- **Exercise details**:
Isolate every line in the data with the string "whislo" and copy it.

- - - - - - -

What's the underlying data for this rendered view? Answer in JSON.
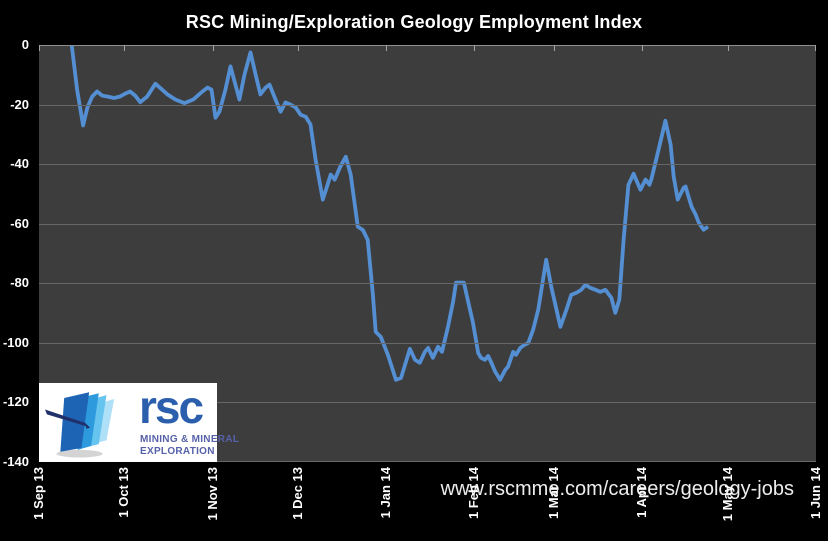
{
  "chart_data": {
    "type": "line",
    "title": "RSC Mining/Exploration Geology Employment Index",
    "xlabel": "",
    "ylabel": "",
    "ylim": [
      -140,
      0
    ],
    "y_ticks": [
      0,
      -20,
      -40,
      -60,
      -80,
      -100,
      -120,
      -140
    ],
    "grid": true,
    "legend": "none",
    "x_days_total": 273,
    "x_ticks": [
      {
        "day": 0,
        "label": "1 Sep 13"
      },
      {
        "day": 30,
        "label": "1 Oct 13"
      },
      {
        "day": 61,
        "label": "1 Nov 13"
      },
      {
        "day": 91,
        "label": "1 Dec 13"
      },
      {
        "day": 122,
        "label": "1 Jan 14"
      },
      {
        "day": 153,
        "label": "1 Feb 14"
      },
      {
        "day": 181,
        "label": "1 Mar 14"
      },
      {
        "day": 212,
        "label": "1 Apr 14"
      },
      {
        "day": 242,
        "label": "1 May 14"
      },
      {
        "day": 273,
        "label": "1 Jun 14"
      }
    ],
    "series": [
      {
        "color": "#548fd4",
        "points": [
          [
            11.5,
            0
          ],
          [
            13.4,
            -15
          ],
          [
            15.5,
            -27
          ],
          [
            17,
            -21
          ],
          [
            18.7,
            -17.3
          ],
          [
            20.4,
            -15.6
          ],
          [
            22.2,
            -17
          ],
          [
            24,
            -17.3
          ],
          [
            26.4,
            -17.8
          ],
          [
            28.5,
            -17.3
          ],
          [
            30.3,
            -16.3
          ],
          [
            32,
            -15.6
          ],
          [
            33.8,
            -17
          ],
          [
            35.6,
            -19.2
          ],
          [
            38,
            -17.3
          ],
          [
            40.9,
            -13
          ],
          [
            43.3,
            -15
          ],
          [
            45.1,
            -16.6
          ],
          [
            47.9,
            -18.3
          ],
          [
            51.1,
            -19.5
          ],
          [
            54.2,
            -18.3
          ],
          [
            57.4,
            -15.6
          ],
          [
            59.2,
            -14.3
          ],
          [
            60.6,
            -15
          ],
          [
            62,
            -24.4
          ],
          [
            63.4,
            -22.4
          ],
          [
            65.5,
            -15
          ],
          [
            67.3,
            -7.2
          ],
          [
            69,
            -13.3
          ],
          [
            70.4,
            -18.3
          ],
          [
            72.2,
            -9.9
          ],
          [
            74.3,
            -2.5
          ],
          [
            76.1,
            -9.9
          ],
          [
            77.8,
            -16.6
          ],
          [
            79.6,
            -14.3
          ],
          [
            81,
            -13.3
          ],
          [
            83.1,
            -18.3
          ],
          [
            84.9,
            -22.4
          ],
          [
            86.6,
            -19.3
          ],
          [
            88.4,
            -20
          ],
          [
            90.2,
            -21
          ],
          [
            91.9,
            -23.4
          ],
          [
            93.7,
            -24.1
          ],
          [
            95.4,
            -26.7
          ],
          [
            97.2,
            -38.5
          ],
          [
            99.7,
            -51.9
          ],
          [
            101.4,
            -46.9
          ],
          [
            102.5,
            -43.5
          ],
          [
            103.9,
            -45.2
          ],
          [
            105.7,
            -41.2
          ],
          [
            107.8,
            -37.5
          ],
          [
            109.5,
            -43.5
          ],
          [
            112,
            -61
          ],
          [
            113.8,
            -62.1
          ],
          [
            115.5,
            -65.4
          ],
          [
            117.3,
            -83.9
          ],
          [
            118.3,
            -96.3
          ],
          [
            120.1,
            -98
          ],
          [
            122.6,
            -104
          ],
          [
            125.4,
            -112.4
          ],
          [
            127.2,
            -111.8
          ],
          [
            128.9,
            -106.4
          ],
          [
            130.3,
            -102
          ],
          [
            132.1,
            -105.7
          ],
          [
            133.8,
            -106.7
          ],
          [
            135.6,
            -103
          ],
          [
            136.7,
            -101.7
          ],
          [
            138.4,
            -105
          ],
          [
            140.2,
            -101.3
          ],
          [
            141.6,
            -103
          ],
          [
            143.7,
            -94.6
          ],
          [
            145.5,
            -86.2
          ],
          [
            146.5,
            -79.8
          ],
          [
            149.3,
            -79.8
          ],
          [
            150.8,
            -86.2
          ],
          [
            152.5,
            -93.3
          ],
          [
            154.3,
            -103.4
          ],
          [
            155.3,
            -105
          ],
          [
            156.7,
            -105.7
          ],
          [
            157.8,
            -104.4
          ],
          [
            158.8,
            -106.4
          ],
          [
            160.3,
            -109.7
          ],
          [
            162,
            -112.4
          ],
          [
            163.8,
            -109.1
          ],
          [
            164.8,
            -108
          ],
          [
            166.6,
            -103
          ],
          [
            167.6,
            -104
          ],
          [
            169.1,
            -101.7
          ],
          [
            170.5,
            -100.7
          ],
          [
            171.9,
            -100
          ],
          [
            173.6,
            -95.6
          ],
          [
            175.4,
            -88.9
          ],
          [
            178.2,
            -72.1
          ],
          [
            180,
            -81.2
          ],
          [
            181,
            -85.5
          ],
          [
            183.2,
            -94.6
          ],
          [
            185.3,
            -88.9
          ],
          [
            187,
            -83.9
          ],
          [
            188.8,
            -83.2
          ],
          [
            190.5,
            -82.2
          ],
          [
            192,
            -80.5
          ],
          [
            193.7,
            -81.5
          ],
          [
            195.5,
            -82.2
          ],
          [
            197.2,
            -82.9
          ],
          [
            199,
            -82.2
          ],
          [
            201.1,
            -84.9
          ],
          [
            202.5,
            -89.9
          ],
          [
            203.9,
            -85.5
          ],
          [
            205.4,
            -65.4
          ],
          [
            207.1,
            -47
          ],
          [
            208.9,
            -43.2
          ],
          [
            211.3,
            -48.6
          ],
          [
            213.1,
            -45.2
          ],
          [
            214.5,
            -46.9
          ],
          [
            215.2,
            -44.9
          ],
          [
            217.7,
            -35.1
          ],
          [
            220.1,
            -25.4
          ],
          [
            221.9,
            -33.4
          ],
          [
            223,
            -44.2
          ],
          [
            224.4,
            -51.9
          ],
          [
            226.5,
            -47.9
          ],
          [
            227.2,
            -47.5
          ],
          [
            228.2,
            -50.9
          ],
          [
            229.3,
            -54.3
          ],
          [
            230.7,
            -56.9
          ],
          [
            231.8,
            -59.6
          ],
          [
            233.5,
            -62
          ],
          [
            234.6,
            -61.3
          ]
        ]
      }
    ]
  },
  "footer": {
    "url": "www.rscmme.com/careers/geology-jobs"
  },
  "logo": {
    "wordmark": "rsc",
    "tagline_line1": "MINING & MINERAL",
    "tagline_line2": "EXPLORATION"
  },
  "colors": {
    "background": "#000000",
    "plot_background": "#3d3d3d",
    "gridline": "#676767",
    "line": "#548fd4",
    "text": "#ffffff",
    "logo_blue": "#2b5fad",
    "logo_tagline_blue": "#5661a8"
  }
}
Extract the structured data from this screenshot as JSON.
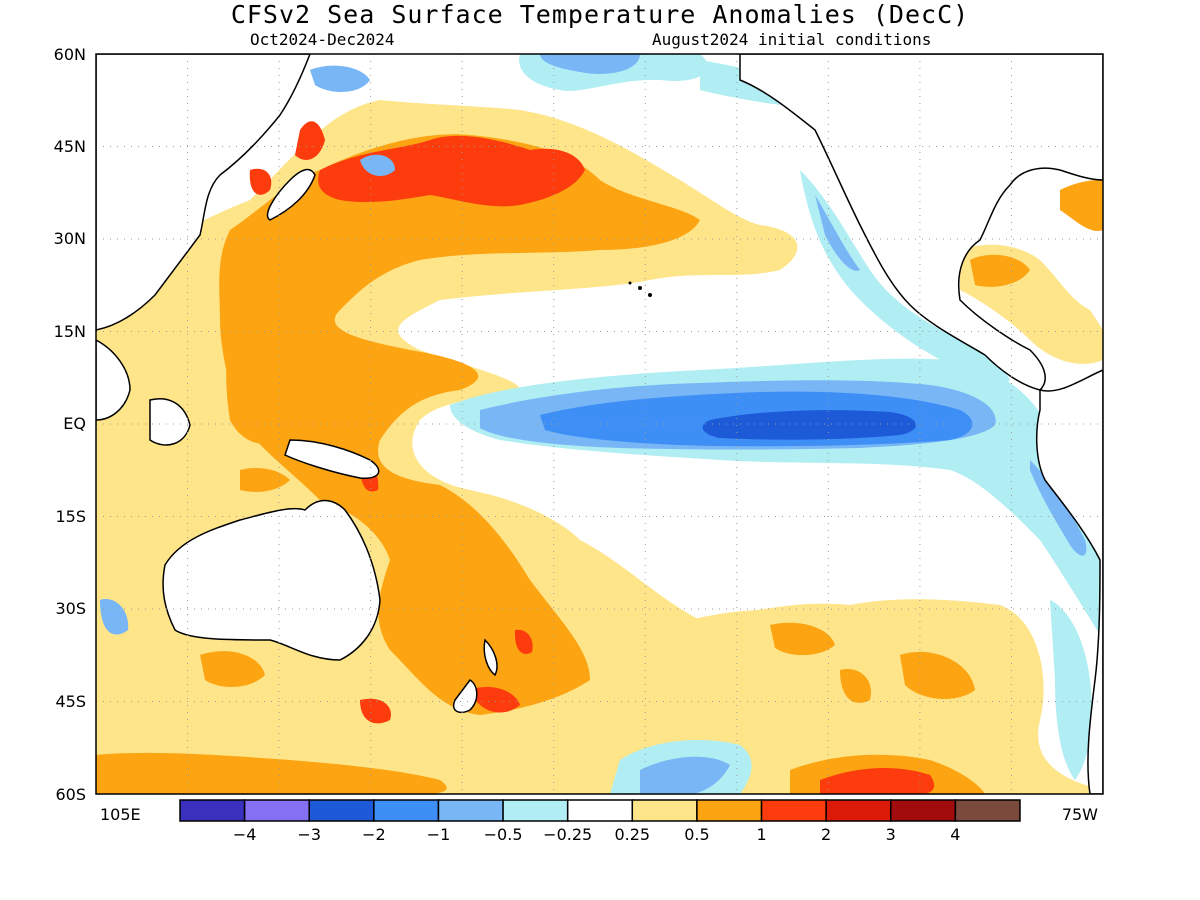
{
  "title": "CFSv2 Sea Surface Temperature Anomalies (DecC)",
  "subtitle_left": "Oct2024-Dec2024",
  "subtitle_right": "August2024 initial conditions",
  "map": {
    "lat_ticks": [
      "60N",
      "45N",
      "30N",
      "15N",
      "EQ",
      "15S",
      "30S",
      "45S",
      "60S"
    ],
    "lon_left": "105E",
    "lon_right": "75W",
    "grid": true
  },
  "legend": {
    "colors": [
      "#3b2fbd",
      "#8470f0",
      "#1c5ad8",
      "#3d8ef5",
      "#78b6f6",
      "#b0eef4",
      "#ffffff",
      "#fee58a",
      "#fca412",
      "#fd3c0d",
      "#dc1a08",
      "#a20c0c",
      "#7a4a3c"
    ],
    "labels": [
      "-4",
      "-3",
      "-2",
      "-1",
      "-0.5",
      "-0.25",
      "0.25",
      "0.5",
      "1",
      "2",
      "3",
      "4"
    ]
  },
  "colors": {
    "land": "#ffffff",
    "coast": "#000000",
    "neutral": "#ffffff"
  }
}
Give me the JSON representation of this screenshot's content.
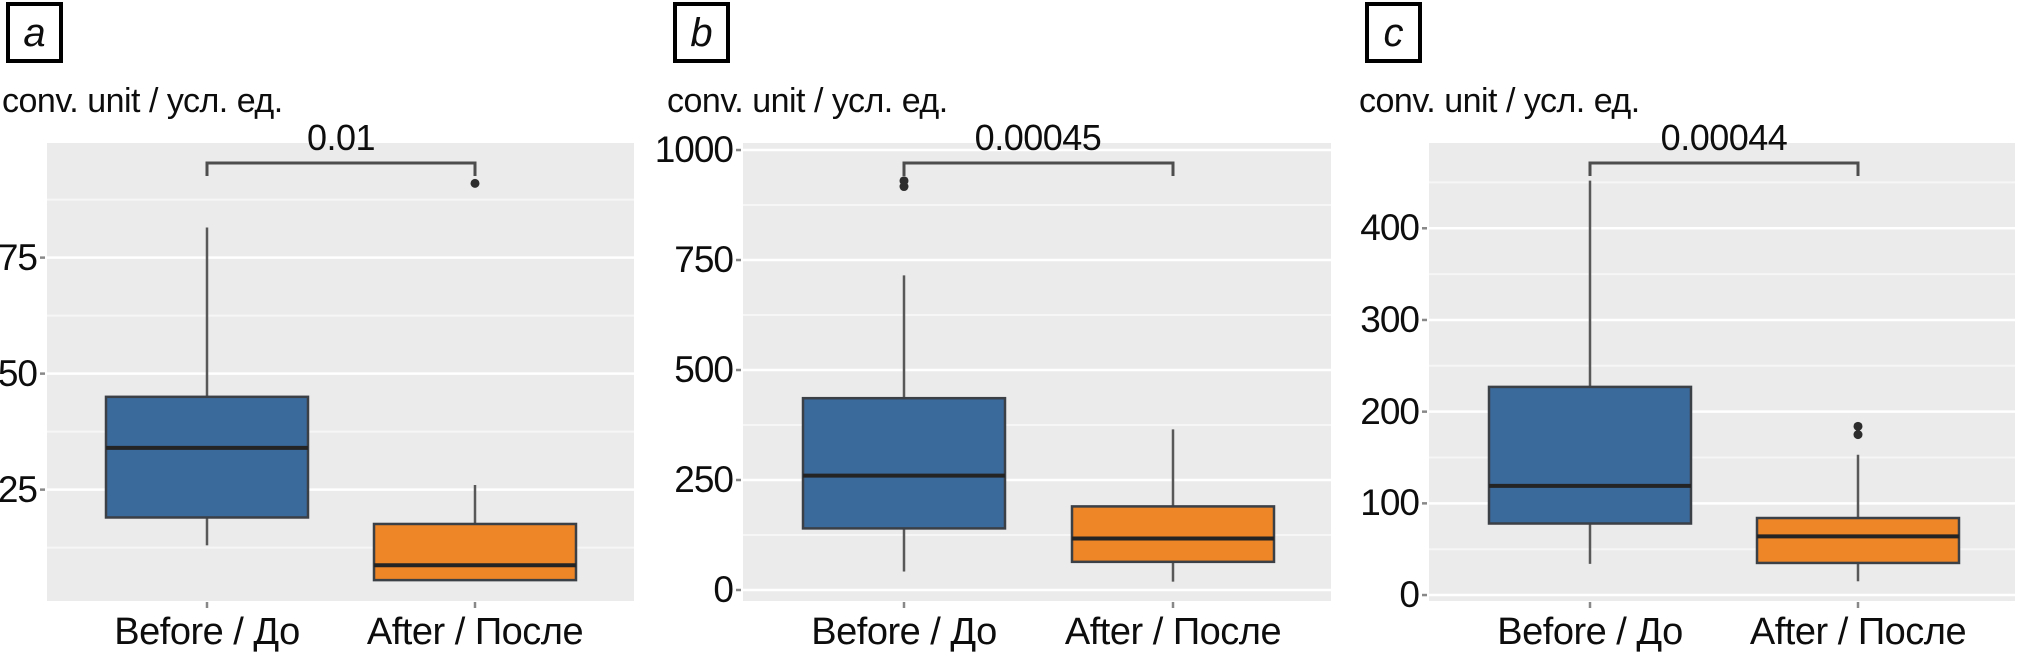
{
  "figure": {
    "background": "#ffffff",
    "panel_background": "#ebebeb",
    "grid_major_color": "#ffffff",
    "grid_minor_color": "#f6f6f6",
    "box_outline_color": "#3b3f46",
    "whisker_color": "#585858",
    "bracket_color": "#4d4d4d",
    "text_color": "#0d0d0d",
    "before_color": "#3a699c",
    "after_color": "#ee8526"
  },
  "chart_data": [
    {
      "type": "boxplot",
      "panel_letter": "a",
      "axis_title": "conv. unit / усл. ед.",
      "p_value": "0.01",
      "categories": [
        "Before / До",
        "After / После"
      ],
      "ylim": [
        1,
        99.7
      ],
      "yticks": [
        25,
        50,
        75
      ],
      "grid": true,
      "legend": "none",
      "series": [
        {
          "name": "Before / До",
          "color": "#3a699c",
          "whislo": 13,
          "q1": 19,
          "med": 34,
          "q3": 45,
          "whishi": 81.5,
          "outliers": []
        },
        {
          "name": "After / После",
          "color": "#ee8526",
          "whislo": 5.5,
          "q1": 5.5,
          "med": 8.7,
          "q3": 17.6,
          "whishi": 26,
          "outliers": [
            91
          ]
        }
      ]
    },
    {
      "type": "boxplot",
      "panel_letter": "b",
      "axis_title": "conv. unit / усл. ед.",
      "p_value": "0.00045",
      "categories": [
        "Before / До",
        "After / После"
      ],
      "ylim": [
        -25,
        1016
      ],
      "yticks": [
        0,
        250,
        500,
        750,
        1000
      ],
      "grid": true,
      "legend": "none",
      "series": [
        {
          "name": "Before / До",
          "color": "#3a699c",
          "whislo": 42,
          "q1": 140,
          "med": 260,
          "q3": 436,
          "whishi": 715,
          "outliers": [
            917,
            930
          ]
        },
        {
          "name": "After / После",
          "color": "#ee8526",
          "whislo": 19,
          "q1": 64,
          "med": 117,
          "q3": 190,
          "whishi": 365,
          "outliers": []
        }
      ]
    },
    {
      "type": "boxplot",
      "panel_letter": "c",
      "axis_title": "conv. unit / усл. ед.",
      "p_value": "0.00044",
      "categories": [
        "Before / До",
        "After / После"
      ],
      "ylim": [
        -6.5,
        493
      ],
      "yticks": [
        0,
        100,
        200,
        300,
        400
      ],
      "grid": true,
      "legend": "none",
      "series": [
        {
          "name": "Before / До",
          "color": "#3a699c",
          "whislo": 34,
          "q1": 78,
          "med": 119,
          "q3": 227,
          "whishi": 452,
          "outliers": []
        },
        {
          "name": "After / После",
          "color": "#ee8526",
          "whislo": 15,
          "q1": 35,
          "med": 64,
          "q3": 84,
          "whishi": 153,
          "outliers": [
            175,
            184
          ]
        }
      ]
    }
  ]
}
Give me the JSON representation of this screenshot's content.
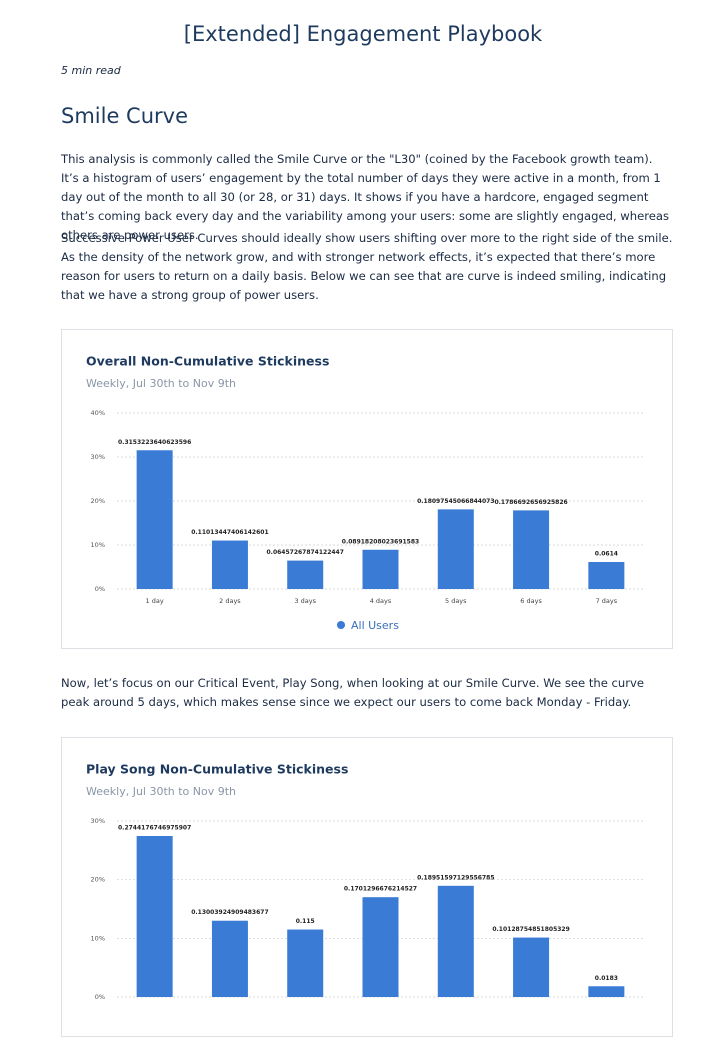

- - - - - - -

- **Finished task**:
          "whislo": 13,
          "whislo": 5.5,
          "whislo": 42,
          "whislo": 19,
          "whislo": 34,
          "whislo": 15,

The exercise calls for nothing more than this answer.